Exercise prompt -> Gather the lines from the material that contain "天上不会掉馅饼".
- - - - -
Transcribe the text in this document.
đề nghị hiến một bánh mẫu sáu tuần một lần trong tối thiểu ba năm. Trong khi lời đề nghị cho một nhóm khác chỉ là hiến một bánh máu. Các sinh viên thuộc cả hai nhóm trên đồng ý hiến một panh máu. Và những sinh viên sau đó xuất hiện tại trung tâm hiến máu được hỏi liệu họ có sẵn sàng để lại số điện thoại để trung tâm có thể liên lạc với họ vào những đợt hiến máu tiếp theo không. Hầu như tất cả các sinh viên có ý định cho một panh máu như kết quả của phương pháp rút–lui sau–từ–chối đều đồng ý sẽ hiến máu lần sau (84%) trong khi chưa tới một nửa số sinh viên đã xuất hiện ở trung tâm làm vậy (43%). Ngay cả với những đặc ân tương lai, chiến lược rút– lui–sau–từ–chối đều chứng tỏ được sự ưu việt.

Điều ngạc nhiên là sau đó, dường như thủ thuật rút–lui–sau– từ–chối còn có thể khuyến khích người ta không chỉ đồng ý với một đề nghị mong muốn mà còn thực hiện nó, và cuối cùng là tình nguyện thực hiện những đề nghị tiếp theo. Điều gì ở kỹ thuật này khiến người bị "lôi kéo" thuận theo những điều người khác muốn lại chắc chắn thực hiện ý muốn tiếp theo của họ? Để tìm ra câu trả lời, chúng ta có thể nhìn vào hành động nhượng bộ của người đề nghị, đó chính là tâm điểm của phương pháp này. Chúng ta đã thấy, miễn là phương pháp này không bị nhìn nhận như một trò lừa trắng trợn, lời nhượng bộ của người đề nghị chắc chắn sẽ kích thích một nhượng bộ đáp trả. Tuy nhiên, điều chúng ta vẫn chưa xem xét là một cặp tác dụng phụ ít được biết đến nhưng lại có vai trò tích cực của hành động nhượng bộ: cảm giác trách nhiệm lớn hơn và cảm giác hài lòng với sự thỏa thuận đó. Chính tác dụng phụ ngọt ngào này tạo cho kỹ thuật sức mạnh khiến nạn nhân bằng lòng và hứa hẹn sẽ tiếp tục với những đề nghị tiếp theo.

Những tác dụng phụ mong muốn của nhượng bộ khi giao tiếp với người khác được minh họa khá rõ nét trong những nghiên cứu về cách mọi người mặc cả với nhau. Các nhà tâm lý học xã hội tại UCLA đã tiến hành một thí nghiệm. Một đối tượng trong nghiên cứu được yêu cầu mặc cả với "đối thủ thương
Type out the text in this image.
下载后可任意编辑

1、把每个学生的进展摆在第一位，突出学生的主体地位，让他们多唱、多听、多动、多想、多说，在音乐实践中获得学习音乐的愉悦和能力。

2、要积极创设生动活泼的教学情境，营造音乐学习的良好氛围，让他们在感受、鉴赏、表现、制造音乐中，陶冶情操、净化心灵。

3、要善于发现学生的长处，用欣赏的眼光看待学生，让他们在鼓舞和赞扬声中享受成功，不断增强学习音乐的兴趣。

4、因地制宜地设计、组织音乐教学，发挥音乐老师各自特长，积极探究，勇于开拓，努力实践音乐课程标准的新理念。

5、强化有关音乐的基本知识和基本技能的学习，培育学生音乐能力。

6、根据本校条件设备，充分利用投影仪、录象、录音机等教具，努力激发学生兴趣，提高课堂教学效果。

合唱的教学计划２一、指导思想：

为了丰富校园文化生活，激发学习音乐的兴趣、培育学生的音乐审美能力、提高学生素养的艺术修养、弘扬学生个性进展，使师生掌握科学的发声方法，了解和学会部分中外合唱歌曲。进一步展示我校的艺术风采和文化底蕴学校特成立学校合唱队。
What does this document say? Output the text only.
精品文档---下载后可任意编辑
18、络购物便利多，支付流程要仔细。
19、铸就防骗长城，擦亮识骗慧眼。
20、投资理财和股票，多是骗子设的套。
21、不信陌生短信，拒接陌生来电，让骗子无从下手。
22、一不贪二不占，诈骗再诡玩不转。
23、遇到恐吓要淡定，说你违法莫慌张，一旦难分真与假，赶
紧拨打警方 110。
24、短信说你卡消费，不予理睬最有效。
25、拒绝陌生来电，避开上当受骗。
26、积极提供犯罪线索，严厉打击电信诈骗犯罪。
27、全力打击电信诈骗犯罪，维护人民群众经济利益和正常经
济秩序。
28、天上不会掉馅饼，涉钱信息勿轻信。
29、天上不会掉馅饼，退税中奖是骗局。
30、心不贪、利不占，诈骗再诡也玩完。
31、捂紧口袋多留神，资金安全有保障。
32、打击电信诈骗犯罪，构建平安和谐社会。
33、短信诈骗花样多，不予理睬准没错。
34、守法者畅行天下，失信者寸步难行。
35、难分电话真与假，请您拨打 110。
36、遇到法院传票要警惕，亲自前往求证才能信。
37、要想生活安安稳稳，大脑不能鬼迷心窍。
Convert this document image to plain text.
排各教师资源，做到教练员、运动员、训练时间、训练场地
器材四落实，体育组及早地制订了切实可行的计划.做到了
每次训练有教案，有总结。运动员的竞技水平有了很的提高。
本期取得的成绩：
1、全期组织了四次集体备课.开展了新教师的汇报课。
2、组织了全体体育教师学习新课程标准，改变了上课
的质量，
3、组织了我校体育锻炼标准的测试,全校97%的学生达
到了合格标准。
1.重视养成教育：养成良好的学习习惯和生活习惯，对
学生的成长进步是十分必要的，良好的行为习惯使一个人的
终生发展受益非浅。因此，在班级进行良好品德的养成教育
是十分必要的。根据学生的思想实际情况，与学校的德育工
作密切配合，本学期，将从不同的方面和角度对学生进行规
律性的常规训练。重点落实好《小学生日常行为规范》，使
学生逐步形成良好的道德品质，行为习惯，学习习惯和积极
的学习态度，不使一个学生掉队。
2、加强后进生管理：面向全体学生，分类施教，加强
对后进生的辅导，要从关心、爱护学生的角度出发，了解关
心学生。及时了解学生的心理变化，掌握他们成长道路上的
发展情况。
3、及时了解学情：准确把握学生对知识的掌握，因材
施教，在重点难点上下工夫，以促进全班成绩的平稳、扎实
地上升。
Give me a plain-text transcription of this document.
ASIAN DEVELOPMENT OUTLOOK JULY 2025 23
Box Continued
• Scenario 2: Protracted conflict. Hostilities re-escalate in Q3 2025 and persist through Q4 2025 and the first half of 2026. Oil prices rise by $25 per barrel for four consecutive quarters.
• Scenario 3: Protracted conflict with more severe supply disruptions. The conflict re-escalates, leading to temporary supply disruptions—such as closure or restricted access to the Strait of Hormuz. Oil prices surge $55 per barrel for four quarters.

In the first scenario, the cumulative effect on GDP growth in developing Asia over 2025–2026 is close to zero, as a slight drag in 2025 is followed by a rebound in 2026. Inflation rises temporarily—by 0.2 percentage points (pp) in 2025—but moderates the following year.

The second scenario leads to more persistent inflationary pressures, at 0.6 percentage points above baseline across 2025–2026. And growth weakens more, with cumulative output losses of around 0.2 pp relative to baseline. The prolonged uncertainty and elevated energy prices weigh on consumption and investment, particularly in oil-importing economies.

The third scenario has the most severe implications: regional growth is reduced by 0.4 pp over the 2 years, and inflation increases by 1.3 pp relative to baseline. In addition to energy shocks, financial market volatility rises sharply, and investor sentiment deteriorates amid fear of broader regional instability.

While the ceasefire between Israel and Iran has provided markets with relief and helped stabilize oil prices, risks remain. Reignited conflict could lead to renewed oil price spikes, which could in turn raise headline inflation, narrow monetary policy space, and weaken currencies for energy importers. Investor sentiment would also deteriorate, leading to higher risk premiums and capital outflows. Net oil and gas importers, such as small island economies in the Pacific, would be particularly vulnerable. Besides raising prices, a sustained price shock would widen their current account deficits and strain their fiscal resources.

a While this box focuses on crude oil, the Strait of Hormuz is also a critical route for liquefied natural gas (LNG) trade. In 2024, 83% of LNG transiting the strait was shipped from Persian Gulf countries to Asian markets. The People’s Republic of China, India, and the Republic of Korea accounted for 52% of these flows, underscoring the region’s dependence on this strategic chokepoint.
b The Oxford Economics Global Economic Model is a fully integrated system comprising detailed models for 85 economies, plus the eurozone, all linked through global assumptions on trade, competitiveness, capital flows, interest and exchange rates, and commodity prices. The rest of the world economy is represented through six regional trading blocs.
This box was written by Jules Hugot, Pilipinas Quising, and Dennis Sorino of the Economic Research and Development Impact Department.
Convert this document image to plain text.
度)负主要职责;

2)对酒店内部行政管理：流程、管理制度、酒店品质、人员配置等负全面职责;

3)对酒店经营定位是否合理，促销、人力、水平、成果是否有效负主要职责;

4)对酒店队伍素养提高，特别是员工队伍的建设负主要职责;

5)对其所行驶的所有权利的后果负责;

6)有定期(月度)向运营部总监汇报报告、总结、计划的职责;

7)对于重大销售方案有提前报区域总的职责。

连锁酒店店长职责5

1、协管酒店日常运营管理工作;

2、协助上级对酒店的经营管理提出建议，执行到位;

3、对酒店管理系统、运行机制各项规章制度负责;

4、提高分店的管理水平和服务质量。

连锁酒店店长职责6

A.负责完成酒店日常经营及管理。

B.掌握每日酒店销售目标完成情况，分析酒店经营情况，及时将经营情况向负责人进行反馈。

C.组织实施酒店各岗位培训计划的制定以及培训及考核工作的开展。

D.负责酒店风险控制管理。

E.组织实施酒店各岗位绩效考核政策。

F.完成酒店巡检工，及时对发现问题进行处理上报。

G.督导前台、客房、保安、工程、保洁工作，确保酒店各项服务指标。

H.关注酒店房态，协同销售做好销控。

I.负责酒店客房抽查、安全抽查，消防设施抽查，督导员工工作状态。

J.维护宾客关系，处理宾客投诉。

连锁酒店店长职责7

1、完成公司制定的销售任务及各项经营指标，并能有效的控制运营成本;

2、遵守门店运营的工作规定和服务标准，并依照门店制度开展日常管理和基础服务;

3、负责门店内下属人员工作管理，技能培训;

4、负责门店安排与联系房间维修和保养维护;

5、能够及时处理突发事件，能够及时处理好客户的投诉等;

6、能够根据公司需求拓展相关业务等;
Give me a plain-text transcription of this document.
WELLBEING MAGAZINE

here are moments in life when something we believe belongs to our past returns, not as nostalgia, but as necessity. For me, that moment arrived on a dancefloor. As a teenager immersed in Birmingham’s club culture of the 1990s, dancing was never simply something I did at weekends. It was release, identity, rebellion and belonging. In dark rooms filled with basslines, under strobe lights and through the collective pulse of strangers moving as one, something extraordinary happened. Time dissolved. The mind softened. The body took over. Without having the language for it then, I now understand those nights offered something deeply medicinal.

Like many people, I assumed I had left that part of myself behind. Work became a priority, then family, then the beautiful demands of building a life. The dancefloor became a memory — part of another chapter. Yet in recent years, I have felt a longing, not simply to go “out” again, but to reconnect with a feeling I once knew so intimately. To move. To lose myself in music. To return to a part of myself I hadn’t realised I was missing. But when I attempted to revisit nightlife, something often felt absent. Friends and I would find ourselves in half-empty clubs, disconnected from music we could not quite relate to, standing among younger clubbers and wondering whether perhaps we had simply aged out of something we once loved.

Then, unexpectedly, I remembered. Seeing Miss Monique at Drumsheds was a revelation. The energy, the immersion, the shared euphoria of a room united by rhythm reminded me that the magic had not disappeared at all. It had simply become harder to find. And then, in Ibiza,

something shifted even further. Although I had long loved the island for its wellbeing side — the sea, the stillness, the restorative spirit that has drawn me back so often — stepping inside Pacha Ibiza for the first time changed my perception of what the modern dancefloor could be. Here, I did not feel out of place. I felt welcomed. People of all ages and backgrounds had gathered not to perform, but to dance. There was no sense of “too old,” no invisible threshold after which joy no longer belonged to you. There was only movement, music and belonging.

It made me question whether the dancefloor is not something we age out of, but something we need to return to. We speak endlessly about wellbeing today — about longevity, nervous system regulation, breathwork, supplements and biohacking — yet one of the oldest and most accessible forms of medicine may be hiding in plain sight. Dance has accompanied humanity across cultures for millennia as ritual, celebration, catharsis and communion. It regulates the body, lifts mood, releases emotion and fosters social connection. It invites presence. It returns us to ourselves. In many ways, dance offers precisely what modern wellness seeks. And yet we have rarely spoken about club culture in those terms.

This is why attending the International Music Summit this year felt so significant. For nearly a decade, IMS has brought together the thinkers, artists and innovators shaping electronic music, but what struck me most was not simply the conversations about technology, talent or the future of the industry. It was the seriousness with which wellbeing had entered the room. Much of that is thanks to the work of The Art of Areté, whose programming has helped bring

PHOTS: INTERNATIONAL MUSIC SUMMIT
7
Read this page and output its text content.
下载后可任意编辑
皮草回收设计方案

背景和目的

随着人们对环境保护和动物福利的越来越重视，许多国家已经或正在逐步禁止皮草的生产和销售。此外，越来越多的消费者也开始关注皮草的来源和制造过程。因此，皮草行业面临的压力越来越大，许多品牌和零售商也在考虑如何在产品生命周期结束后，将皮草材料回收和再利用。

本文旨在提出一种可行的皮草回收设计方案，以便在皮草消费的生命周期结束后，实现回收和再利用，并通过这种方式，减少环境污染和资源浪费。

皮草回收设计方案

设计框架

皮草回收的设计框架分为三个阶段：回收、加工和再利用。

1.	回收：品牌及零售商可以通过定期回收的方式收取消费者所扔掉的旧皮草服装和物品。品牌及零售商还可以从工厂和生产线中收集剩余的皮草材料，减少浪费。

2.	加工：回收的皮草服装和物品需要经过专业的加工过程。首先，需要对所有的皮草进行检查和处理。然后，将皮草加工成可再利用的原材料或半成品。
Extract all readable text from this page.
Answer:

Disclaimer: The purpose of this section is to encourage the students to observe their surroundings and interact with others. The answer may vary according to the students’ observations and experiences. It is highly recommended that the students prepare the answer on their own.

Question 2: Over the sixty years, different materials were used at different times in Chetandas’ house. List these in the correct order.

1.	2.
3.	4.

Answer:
- - - - -
Result ->
28、天上不会掉馅饼，涉钱信息勿轻信。
29、天上不会掉馅饼，退税中奖是骗局。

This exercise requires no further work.